Quote the entries that follow exactly, leaving none out.
Start of DATA LINES
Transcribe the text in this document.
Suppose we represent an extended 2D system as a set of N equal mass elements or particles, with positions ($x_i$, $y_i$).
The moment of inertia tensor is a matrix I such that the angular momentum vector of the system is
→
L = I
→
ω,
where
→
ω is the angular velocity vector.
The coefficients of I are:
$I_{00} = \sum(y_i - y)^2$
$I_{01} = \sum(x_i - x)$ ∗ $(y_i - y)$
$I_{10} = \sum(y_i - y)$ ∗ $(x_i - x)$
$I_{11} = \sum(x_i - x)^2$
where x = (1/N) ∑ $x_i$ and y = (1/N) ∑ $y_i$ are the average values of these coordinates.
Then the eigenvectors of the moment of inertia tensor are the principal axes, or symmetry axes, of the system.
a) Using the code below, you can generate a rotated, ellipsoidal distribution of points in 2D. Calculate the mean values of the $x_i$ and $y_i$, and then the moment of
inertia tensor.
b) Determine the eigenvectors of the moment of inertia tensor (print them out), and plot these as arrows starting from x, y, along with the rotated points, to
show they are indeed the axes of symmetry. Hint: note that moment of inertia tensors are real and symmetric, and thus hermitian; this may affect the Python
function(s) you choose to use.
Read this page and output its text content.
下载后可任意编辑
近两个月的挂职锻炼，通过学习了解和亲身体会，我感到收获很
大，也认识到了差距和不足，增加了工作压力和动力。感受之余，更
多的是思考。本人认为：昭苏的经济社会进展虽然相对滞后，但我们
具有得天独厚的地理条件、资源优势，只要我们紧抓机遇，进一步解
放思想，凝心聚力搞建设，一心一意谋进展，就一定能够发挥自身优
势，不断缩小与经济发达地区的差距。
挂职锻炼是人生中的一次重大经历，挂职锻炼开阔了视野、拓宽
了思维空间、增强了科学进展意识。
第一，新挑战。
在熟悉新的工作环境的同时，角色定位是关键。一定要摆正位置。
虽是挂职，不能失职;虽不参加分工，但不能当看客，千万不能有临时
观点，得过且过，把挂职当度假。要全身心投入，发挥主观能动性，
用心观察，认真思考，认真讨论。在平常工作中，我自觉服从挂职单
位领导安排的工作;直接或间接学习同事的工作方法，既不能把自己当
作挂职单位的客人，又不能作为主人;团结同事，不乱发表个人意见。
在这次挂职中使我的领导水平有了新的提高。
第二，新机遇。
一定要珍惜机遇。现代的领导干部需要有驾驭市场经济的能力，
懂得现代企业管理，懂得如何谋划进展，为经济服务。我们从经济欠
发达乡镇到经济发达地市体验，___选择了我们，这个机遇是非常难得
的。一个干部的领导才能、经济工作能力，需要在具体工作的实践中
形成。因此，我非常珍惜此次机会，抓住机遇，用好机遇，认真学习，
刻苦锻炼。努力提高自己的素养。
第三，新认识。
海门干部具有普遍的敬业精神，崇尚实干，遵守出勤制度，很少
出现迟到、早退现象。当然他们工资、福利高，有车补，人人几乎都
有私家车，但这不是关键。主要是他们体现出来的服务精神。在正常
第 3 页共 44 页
End of DATA LINES
* **OUTPUT**
Transcribe the text in this document.
Suppose we represent an extended 2D system as a set of N equal mass elements or particles, with positions ($x_i$, $y_i$).
The moment of inertia tensor is a matrix I such that the angular momentum vector of the system is
→
L = I
→
ω,
where
→
ω is the angular velocity vector.
The coefficients of I are:
$I_{00} = \sum(y_i - y)^2$
$I_{01} = \sum(x_i - x)$ ∗ $(y_i - y)$
$I_{10} = \sum(y_i - y)$ ∗ $(x_i - x)$
$I_{11} = \sum(x_i - x)^2$
where x = (1/N) ∑ $x_i$ and y = (1/N) ∑ $y_i$ are the average values of these coordinates.
Then the eigenvectors of the moment of inertia tensor are the principal axes, or symmetry axes, of the system.
a) Using the code below, you can generate a rotated, ellipsoidal distribution of points in 2D. Calculate the mean values of the $x_i$ and $y_i$, and then the moment of
inertia tensor.
b) Determine the eigenvectors of the moment of inertia tensor (print them out), and plot these as arrows starting from x, y, along with the rotated points, to
show they are indeed the axes of symmetry. Hint: note that moment of inertia tensors are real and symmetric, and thus hermitian; this may affect the Python
function(s) you choose to use.
Read this page and output its text content.
下载后可任意编辑
近两个月的挂职锻炼，通过学习了解和亲身体会，我感到收获很
大，也认识到了差距和不足，增加了工作压力和动力。感受之余，更
多的是思考。本人认为：昭苏的经济社会进展虽然相对滞后，但我们
具有得天独厚的地理条件、资源优势，只要我们紧抓机遇，进一步解
放思想，凝心聚力搞建设，一心一意谋进展，就一定能够发挥自身优
势，不断缩小与经济发达地区的差距。
挂职锻炼是人生中的一次重大经历，挂职锻炼开阔了视野、拓宽
了思维空间、增强了科学进展意识。
第一，新挑战。
在熟悉新的工作环境的同时，角色定位是关键。一定要摆正位置。
虽是挂职，不能失职;虽不参加分工，但不能当看客，千万不能有临时
观点，得过且过，把挂职当度假。要全身心投入，发挥主观能动性，
用心观察，认真思考，认真讨论。在平常工作中，我自觉服从挂职单
位领导安排的工作;直接或间接学习同事的工作方法，既不能把自己当
作挂职单位的客人，又不能作为主人;团结同事，不乱发表个人意见。
在这次挂职中使我的领导水平有了新的提高。
第二，新机遇。
一定要珍惜机遇。现代的领导干部需要有驾驭市场经济的能力，
懂得现代企业管理，懂得如何谋划进展，为经济服务。我们从经济欠
发达乡镇到经济发达地市体验，___选择了我们，这个机遇是非常难得
的。一个干部的领导才能、经济工作能力，需要在具体工作的实践中
形成。因此，我非常珍惜此次机会，抓住机遇，用好机遇，认真学习，
刻苦锻炼。努力提高自己的素养。
第三，新认识。
海门干部具有普遍的敬业精神，崇尚实干，遵守出勤制度，很少
出现迟到、早退现象。当然他们工资、福利高，有车补，人人几乎都
有私家车，但这不是关键。主要是他们体现出来的服务精神。在正常
第 3 页共 44 页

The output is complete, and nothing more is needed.